-------- Extracted data
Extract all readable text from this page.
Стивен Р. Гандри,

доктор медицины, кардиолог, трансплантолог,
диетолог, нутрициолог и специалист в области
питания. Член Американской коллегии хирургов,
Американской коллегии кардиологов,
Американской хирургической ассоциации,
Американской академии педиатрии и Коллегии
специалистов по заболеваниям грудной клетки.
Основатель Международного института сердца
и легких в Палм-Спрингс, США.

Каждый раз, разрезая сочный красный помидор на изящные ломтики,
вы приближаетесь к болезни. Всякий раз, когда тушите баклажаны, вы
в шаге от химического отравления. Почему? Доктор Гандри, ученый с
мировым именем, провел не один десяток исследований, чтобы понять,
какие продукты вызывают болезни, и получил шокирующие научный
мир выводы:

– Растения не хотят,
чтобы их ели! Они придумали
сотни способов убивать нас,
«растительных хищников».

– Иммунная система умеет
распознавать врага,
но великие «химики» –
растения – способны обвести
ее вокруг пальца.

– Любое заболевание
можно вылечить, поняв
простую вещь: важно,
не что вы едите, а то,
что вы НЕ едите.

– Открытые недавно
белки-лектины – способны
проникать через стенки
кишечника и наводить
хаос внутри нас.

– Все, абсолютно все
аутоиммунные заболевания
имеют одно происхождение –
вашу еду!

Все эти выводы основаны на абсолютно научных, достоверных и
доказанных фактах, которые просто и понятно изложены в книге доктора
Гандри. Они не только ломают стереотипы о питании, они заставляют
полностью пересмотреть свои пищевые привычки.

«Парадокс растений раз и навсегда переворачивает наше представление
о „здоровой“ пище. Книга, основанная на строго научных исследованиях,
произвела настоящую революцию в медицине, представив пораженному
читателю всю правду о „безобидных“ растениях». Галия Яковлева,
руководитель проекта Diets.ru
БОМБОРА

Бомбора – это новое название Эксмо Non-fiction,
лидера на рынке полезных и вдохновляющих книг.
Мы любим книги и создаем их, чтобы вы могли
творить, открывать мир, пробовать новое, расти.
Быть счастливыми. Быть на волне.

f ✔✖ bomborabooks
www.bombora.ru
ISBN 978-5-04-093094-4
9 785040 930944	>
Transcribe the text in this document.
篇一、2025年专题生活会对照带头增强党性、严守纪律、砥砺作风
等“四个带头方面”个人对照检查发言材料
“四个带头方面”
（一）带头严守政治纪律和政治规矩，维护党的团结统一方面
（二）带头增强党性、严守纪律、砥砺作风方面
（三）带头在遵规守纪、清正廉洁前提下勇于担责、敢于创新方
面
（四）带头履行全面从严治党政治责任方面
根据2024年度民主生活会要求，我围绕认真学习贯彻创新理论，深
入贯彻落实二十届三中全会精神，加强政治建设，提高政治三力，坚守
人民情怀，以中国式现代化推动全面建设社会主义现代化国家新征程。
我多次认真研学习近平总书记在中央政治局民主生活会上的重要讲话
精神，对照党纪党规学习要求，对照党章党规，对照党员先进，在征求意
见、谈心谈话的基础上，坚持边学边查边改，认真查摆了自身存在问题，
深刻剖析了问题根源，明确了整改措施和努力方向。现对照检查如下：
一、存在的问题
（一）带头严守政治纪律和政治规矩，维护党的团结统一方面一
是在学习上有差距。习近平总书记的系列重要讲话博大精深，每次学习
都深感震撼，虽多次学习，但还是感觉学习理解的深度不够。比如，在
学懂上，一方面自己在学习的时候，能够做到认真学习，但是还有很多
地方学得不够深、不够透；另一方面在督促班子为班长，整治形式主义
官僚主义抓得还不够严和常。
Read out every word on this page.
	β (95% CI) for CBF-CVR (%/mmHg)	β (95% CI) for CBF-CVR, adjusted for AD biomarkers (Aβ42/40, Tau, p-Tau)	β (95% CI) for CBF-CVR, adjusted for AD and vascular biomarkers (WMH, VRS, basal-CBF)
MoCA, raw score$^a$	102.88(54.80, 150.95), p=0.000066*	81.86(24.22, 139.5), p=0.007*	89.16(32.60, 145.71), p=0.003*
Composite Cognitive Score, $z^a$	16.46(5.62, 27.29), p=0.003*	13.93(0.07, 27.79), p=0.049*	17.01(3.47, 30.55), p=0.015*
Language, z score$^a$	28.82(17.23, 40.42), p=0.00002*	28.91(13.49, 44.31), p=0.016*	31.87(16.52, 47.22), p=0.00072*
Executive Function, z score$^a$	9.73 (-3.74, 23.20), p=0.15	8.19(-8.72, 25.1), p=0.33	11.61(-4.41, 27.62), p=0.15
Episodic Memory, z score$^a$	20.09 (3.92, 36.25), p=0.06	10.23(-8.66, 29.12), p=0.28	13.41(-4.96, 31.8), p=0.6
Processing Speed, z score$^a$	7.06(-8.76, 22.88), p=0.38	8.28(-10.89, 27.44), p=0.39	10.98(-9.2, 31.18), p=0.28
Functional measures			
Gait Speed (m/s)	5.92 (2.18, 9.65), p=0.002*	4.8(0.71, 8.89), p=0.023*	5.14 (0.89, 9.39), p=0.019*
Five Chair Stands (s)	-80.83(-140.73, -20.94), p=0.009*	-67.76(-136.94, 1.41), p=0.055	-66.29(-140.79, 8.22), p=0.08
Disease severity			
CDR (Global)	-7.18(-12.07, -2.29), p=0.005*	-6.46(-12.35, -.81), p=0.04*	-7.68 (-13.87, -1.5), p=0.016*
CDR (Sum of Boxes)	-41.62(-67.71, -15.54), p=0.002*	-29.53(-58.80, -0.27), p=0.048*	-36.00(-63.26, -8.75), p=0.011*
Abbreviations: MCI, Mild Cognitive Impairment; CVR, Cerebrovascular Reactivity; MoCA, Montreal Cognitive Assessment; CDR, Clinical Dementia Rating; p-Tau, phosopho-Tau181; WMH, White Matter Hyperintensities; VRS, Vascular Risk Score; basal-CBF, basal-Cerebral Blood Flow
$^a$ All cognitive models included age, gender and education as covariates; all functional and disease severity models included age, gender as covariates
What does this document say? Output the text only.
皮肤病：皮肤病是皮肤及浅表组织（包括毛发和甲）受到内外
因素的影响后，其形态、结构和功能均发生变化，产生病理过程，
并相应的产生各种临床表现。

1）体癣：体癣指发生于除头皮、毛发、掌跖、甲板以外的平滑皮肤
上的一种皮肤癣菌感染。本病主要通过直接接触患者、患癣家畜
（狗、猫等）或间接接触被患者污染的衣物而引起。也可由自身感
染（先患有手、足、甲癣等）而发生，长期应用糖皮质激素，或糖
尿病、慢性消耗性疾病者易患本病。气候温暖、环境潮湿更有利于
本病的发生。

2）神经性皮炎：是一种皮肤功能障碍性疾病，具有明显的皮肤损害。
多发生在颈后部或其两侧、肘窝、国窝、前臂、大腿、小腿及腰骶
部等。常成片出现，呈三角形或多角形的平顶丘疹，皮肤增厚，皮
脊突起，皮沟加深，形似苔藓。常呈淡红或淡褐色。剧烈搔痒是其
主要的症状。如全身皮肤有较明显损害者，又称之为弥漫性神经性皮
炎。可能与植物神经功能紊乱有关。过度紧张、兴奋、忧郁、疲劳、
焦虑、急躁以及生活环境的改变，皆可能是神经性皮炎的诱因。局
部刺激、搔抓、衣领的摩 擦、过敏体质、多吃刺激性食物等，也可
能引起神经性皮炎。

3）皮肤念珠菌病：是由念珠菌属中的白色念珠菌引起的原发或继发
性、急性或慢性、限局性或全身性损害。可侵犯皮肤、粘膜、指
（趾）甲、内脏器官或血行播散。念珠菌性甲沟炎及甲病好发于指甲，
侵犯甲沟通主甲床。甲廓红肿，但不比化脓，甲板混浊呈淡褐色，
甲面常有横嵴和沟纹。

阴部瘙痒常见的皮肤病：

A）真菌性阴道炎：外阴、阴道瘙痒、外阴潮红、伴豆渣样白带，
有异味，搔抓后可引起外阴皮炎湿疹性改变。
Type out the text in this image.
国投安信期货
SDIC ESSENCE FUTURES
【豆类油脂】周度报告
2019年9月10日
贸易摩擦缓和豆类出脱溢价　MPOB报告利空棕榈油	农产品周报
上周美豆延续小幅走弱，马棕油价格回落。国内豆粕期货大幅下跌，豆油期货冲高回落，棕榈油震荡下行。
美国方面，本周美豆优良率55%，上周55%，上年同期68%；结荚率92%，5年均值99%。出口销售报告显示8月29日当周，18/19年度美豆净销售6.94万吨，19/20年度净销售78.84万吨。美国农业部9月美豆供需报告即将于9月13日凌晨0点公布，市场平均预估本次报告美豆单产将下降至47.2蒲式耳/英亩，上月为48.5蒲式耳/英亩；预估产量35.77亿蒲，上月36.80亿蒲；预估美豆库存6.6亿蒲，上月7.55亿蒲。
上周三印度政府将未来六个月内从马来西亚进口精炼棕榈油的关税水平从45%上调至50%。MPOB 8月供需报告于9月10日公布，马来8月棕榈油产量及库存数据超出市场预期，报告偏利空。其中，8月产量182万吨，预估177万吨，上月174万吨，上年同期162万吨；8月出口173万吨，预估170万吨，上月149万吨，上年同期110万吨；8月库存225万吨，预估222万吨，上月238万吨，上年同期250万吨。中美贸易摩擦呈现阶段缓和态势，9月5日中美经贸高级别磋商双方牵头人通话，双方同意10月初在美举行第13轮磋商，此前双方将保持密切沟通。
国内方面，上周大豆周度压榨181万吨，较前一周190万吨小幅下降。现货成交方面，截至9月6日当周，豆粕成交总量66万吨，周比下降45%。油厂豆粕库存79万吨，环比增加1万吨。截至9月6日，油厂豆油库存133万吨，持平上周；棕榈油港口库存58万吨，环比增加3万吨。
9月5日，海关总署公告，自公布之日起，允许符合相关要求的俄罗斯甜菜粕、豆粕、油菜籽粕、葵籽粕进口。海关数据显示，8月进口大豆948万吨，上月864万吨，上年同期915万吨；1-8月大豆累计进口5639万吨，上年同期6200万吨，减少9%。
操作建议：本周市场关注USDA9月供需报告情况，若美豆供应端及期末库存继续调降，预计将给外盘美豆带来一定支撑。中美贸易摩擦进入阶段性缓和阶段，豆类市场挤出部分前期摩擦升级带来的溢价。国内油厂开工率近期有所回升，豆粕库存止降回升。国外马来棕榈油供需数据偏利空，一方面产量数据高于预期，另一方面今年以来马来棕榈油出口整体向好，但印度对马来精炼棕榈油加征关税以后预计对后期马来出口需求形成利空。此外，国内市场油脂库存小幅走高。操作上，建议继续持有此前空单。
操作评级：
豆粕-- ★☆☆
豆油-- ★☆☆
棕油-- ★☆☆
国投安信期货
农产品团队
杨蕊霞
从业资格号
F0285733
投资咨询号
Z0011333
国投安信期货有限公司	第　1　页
----------------
* Exercise brief
Beginning at the line that holds "Type out the text in this image.", reproduce each line of the records above down to and including the last one.

* Problem solution
Type out the text in this image.
国投安信期货
SDIC ESSENCE FUTURES
【豆类油脂】周度报告
2019年9月10日
贸易摩擦缓和豆类出脱溢价　MPOB报告利空棕榈油	农产品周报
上周美豆延续小幅走弱，马棕油价格回落。国内豆粕期货大幅下跌，豆油期货冲高回落，棕榈油震荡下行。
美国方面，本周美豆优良率55%，上周55%，上年同期68%；结荚率92%，5年均值99%。出口销售报告显示8月29日当周，18/19年度美豆净销售6.94万吨，19/20年度净销售78.84万吨。美国农业部9月美豆供需报告即将于9月13日凌晨0点公布，市场平均预估本次报告美豆单产将下降至47.2蒲式耳/英亩，上月为48.5蒲式耳/英亩；预估产量35.77亿蒲，上月36.80亿蒲；预估美豆库存6.6亿蒲，上月7.55亿蒲。
上周三印度政府将未来六个月内从马来西亚进口精炼棕榈油的关税水平从45%上调至50%。MPOB 8月供需报告于9月10日公布，马来8月棕榈油产量及库存数据超出市场预期，报告偏利空。其中，8月产量182万吨，预估177万吨，上月174万吨，上年同期162万吨；8月出口173万吨，预估170万吨，上月149万吨，上年同期110万吨；8月库存225万吨，预估222万吨，上月238万吨，上年同期250万吨。中美贸易摩擦呈现阶段缓和态势，9月5日中美经贸高级别磋商双方牵头人通话，双方同意10月初在美举行第13轮磋商，此前双方将保持密切沟通。
国内方面，上周大豆周度压榨181万吨，较前一周190万吨小幅下降。现货成交方面，截至9月6日当周，豆粕成交总量66万吨，周比下降45%。油厂豆粕库存79万吨，环比增加1万吨。截至9月6日，油厂豆油库存133万吨，持平上周；棕榈油港口库存58万吨，环比增加3万吨。
9月5日，海关总署公告，自公布之日起，允许符合相关要求的俄罗斯甜菜粕、豆粕、油菜籽粕、葵籽粕进口。海关数据显示，8月进口大豆948万吨，上月864万吨，上年同期915万吨；1-8月大豆累计进口5639万吨，上年同期6200万吨，减少9%。
操作建议：本周市场关注USDA9月供需报告情况，若美豆供应端及期末库存继续调降，预计将给外盘美豆带来一定支撑。中美贸易摩擦进入阶段性缓和阶段，豆类市场挤出部分前期摩擦升级带来的溢价。国内油厂开工率近期有所回升，豆粕库存止降回升。国外马来棕榈油供需数据偏利空，一方面产量数据高于预期，另一方面今年以来马来棕榈油出口整体向好，但印度对马来精炼棕榈油加征关税以后预计对后期马来出口需求形成利空。此外，国内市场油脂库存小幅走高。操作上，建议继续持有此前空单。
操作评级：
豆粕-- ★☆☆
豆油-- ★☆☆
棕油-- ★☆☆
国投安信期货
农产品团队
杨蕊霞
从业资格号
F0285733
投资咨询号
Z0011333
国投安信期货有限公司	第　1　页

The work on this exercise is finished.